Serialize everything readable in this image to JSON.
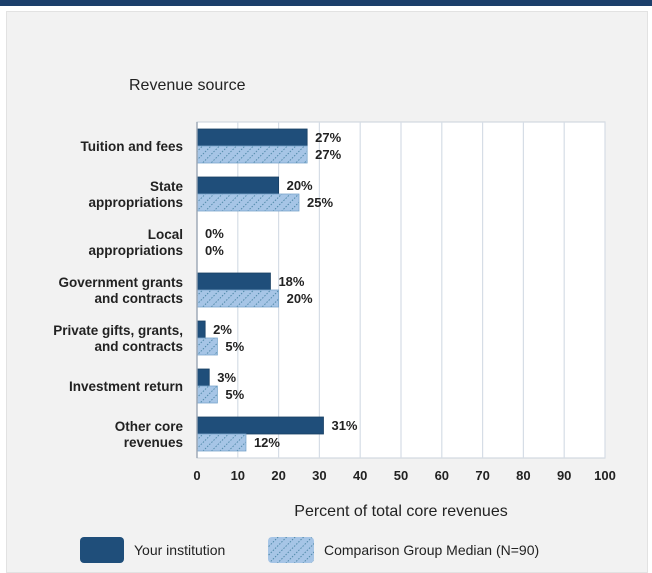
{
  "colors": {
    "institution": "#1f4e7a",
    "comparison_fill": "#a6c5e6",
    "comparison_hatch": "#3e7d9c",
    "grid": "#d6dde6"
  },
  "chart_data": {
    "type": "bar",
    "orientation": "horizontal",
    "title": "Revenue source",
    "xlabel": "Percent of total core revenues",
    "xlim": [
      0,
      100
    ],
    "xticks": [
      "0",
      "10",
      "20",
      "30",
      "40",
      "50",
      "60",
      "70",
      "80",
      "90",
      "100"
    ],
    "grid": true,
    "legend_position": "bottom",
    "categories": [
      [
        "Tuition and fees"
      ],
      [
        "State",
        "appropriations"
      ],
      [
        "Local",
        "appropriations"
      ],
      [
        "Government grants",
        "and contracts"
      ],
      [
        "Private gifts, grants,",
        "and contracts"
      ],
      [
        "Investment return"
      ],
      [
        "Other core",
        "revenues"
      ]
    ],
    "series": [
      {
        "name": "Your institution",
        "values": [
          27,
          20,
          0,
          18,
          2,
          3,
          31
        ],
        "labels": [
          "27%",
          "20%",
          "0%",
          "18%",
          "2%",
          "3%",
          "31%"
        ]
      },
      {
        "name": "Comparison Group Median (N=90)",
        "values": [
          27,
          25,
          0,
          20,
          5,
          5,
          12
        ],
        "labels": [
          "27%",
          "25%",
          "0%",
          "20%",
          "5%",
          "5%",
          "12%"
        ]
      }
    ]
  }
}
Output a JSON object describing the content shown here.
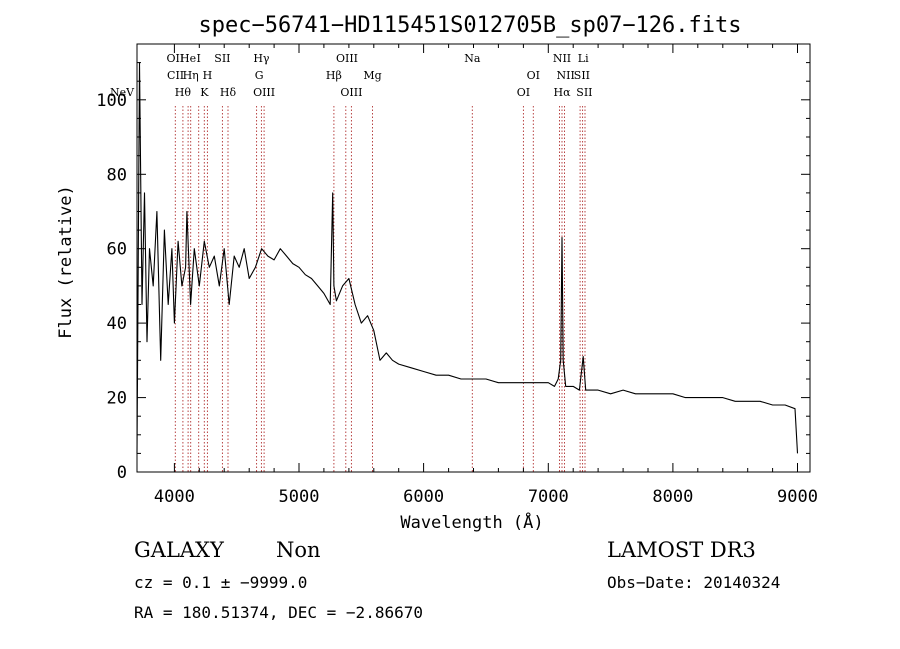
{
  "chart_data": {
    "type": "line",
    "title": "spec−56741−HD115451S012705B_sp07−126.fits",
    "xlabel": "Wavelength (Å)",
    "ylabel": "Flux (relative)",
    "xlim": [
      3700,
      9100
    ],
    "ylim": [
      0,
      115
    ],
    "x_ticks": [
      4000,
      5000,
      6000,
      7000,
      8000,
      9000
    ],
    "y_ticks": [
      0,
      20,
      40,
      60,
      80,
      100
    ],
    "grid": false,
    "series": [
      {
        "name": "flux",
        "x": [
          3700,
          3720,
          3740,
          3760,
          3780,
          3800,
          3830,
          3860,
          3890,
          3920,
          3950,
          3980,
          4000,
          4030,
          4060,
          4090,
          4100,
          4130,
          4160,
          4200,
          4240,
          4280,
          4320,
          4360,
          4400,
          4440,
          4480,
          4520,
          4560,
          4600,
          4650,
          4700,
          4750,
          4800,
          4850,
          4900,
          4950,
          5000,
          5050,
          5100,
          5150,
          5200,
          5250,
          5270,
          5280,
          5300,
          5350,
          5400,
          5450,
          5500,
          5550,
          5600,
          5650,
          5700,
          5750,
          5800,
          5900,
          6000,
          6100,
          6200,
          6300,
          6400,
          6500,
          6600,
          6700,
          6800,
          6900,
          7000,
          7050,
          7080,
          7100,
          7110,
          7120,
          7140,
          7180,
          7200,
          7250,
          7280,
          7300,
          7350,
          7400,
          7500,
          7600,
          7700,
          7800,
          7900,
          8000,
          8100,
          8200,
          8300,
          8400,
          8500,
          8600,
          8700,
          8800,
          8900,
          8980,
          9000
        ],
        "values": [
          5,
          110,
          45,
          75,
          35,
          60,
          50,
          70,
          30,
          65,
          45,
          60,
          40,
          62,
          50,
          55,
          70,
          45,
          60,
          50,
          62,
          55,
          58,
          50,
          60,
          45,
          58,
          55,
          60,
          52,
          55,
          60,
          58,
          57,
          60,
          58,
          56,
          55,
          53,
          52,
          50,
          48,
          45,
          75,
          50,
          46,
          50,
          52,
          45,
          40,
          42,
          38,
          30,
          32,
          30,
          29,
          28,
          27,
          26,
          26,
          25,
          25,
          25,
          24,
          24,
          24,
          24,
          24,
          23,
          25,
          30,
          63,
          30,
          23,
          23,
          23,
          22,
          31,
          22,
          22,
          22,
          21,
          22,
          21,
          21,
          21,
          21,
          20,
          20,
          20,
          20,
          19,
          19,
          19,
          18,
          18,
          17,
          5
        ]
      }
    ],
    "emission_lines": [
      {
        "label": "NeV",
        "wavelength": 3426,
        "row": 3
      },
      {
        "label": "OII",
        "wavelength": 4007,
        "row": 1
      },
      {
        "label": "CII",
        "wavelength": 4010,
        "row": 2
      },
      {
        "label": "Hθ",
        "wavelength": 4068,
        "row": 3
      },
      {
        "label": "He",
        "wavelength": 4110,
        "row": 1
      },
      {
        "label": "Hη",
        "wavelength": 4131,
        "row": 2
      },
      {
        "label": "I",
        "wavelength": 4195,
        "row": 1
      },
      {
        "label": "H",
        "wavelength": 4265,
        "row": 2
      },
      {
        "label": "K",
        "wavelength": 4240,
        "row": 3
      },
      {
        "label": "SII",
        "wavelength": 4385,
        "row": 1
      },
      {
        "label": "Hδ",
        "wavelength": 4430,
        "row": 3
      },
      {
        "label": "Hγ",
        "wavelength": 4698,
        "row": 1
      },
      {
        "label": "G",
        "wavelength": 4680,
        "row": 2
      },
      {
        "label": "OIII",
        "wavelength": 4720,
        "row": 3
      },
      {
        "label": "OIII",
        "wavelength": 5385,
        "row": 1
      },
      {
        "label": "Hβ",
        "wavelength": 5280,
        "row": 2
      },
      {
        "label": "OIII",
        "wavelength": 5420,
        "row": 3
      },
      {
        "label": "Mg",
        "wavelength": 5590,
        "row": 2
      },
      {
        "label": "Na",
        "wavelength": 6390,
        "row": 1
      },
      {
        "label": "OI",
        "wavelength": 6880,
        "row": 2
      },
      {
        "label": "OI",
        "wavelength": 6800,
        "row": 3
      },
      {
        "label": "NII",
        "wavelength": 7110,
        "row": 1
      },
      {
        "label": "NII",
        "wavelength": 7140,
        "row": 2
      },
      {
        "label": "Hα",
        "wavelength": 7110,
        "row": 3
      },
      {
        "label": "Li",
        "wavelength": 7280,
        "row": 1
      },
      {
        "label": "SII",
        "wavelength": 7270,
        "row": 2
      },
      {
        "label": "SII",
        "wavelength": 7290,
        "row": 3
      }
    ],
    "line_marker_wavelengths": [
      4007,
      4068,
      4110,
      4131,
      4195,
      4240,
      4265,
      4385,
      4430,
      4660,
      4698,
      4720,
      5280,
      5375,
      5420,
      5590,
      6390,
      6800,
      6880,
      7090,
      7110,
      7130,
      7255,
      7275,
      7295
    ]
  },
  "info": {
    "object_class": "GALAXY",
    "subclass": "Non",
    "redshift_line": "cz = 0.1  ±  −9999.0",
    "coords_line": "RA = 180.51374, DEC =  −2.86670",
    "survey": "LAMOST DR3",
    "obs_date": "Obs−Date: 20140324"
  },
  "colors": {
    "axis": "#000000",
    "line_marker": "#b03030",
    "background": "#ffffff"
  }
}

● ● ● ● ●

> _Instruction_:
Copy out all lines above that include the string "xlabel".

> _Result for this exercise_:
    "xlabel": "Percent of total core revenues",
    "xlabel": "Wavelength (Å)",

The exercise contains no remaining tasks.